**Your instructions**
Find every line in the records below that holds the word "icon", and copy each one.

**Stored data entries**
—————
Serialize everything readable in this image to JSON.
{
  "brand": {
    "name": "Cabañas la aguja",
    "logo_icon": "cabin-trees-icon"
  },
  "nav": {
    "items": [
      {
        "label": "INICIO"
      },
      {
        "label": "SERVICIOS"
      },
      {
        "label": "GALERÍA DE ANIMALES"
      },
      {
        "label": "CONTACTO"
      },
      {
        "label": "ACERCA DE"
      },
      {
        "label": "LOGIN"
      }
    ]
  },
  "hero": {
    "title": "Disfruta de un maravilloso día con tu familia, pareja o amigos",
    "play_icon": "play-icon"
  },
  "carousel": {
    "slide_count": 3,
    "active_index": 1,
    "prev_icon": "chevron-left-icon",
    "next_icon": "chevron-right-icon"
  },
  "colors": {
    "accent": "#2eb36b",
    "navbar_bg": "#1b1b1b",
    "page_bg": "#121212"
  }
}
—————
**Result for this exercise**
    "logo_icon": "cabin-trees-icon"
    "play_icon": "play-icon"
    "prev_icon": "chevron-left-icon",
    "next_icon": "chevron-right-icon"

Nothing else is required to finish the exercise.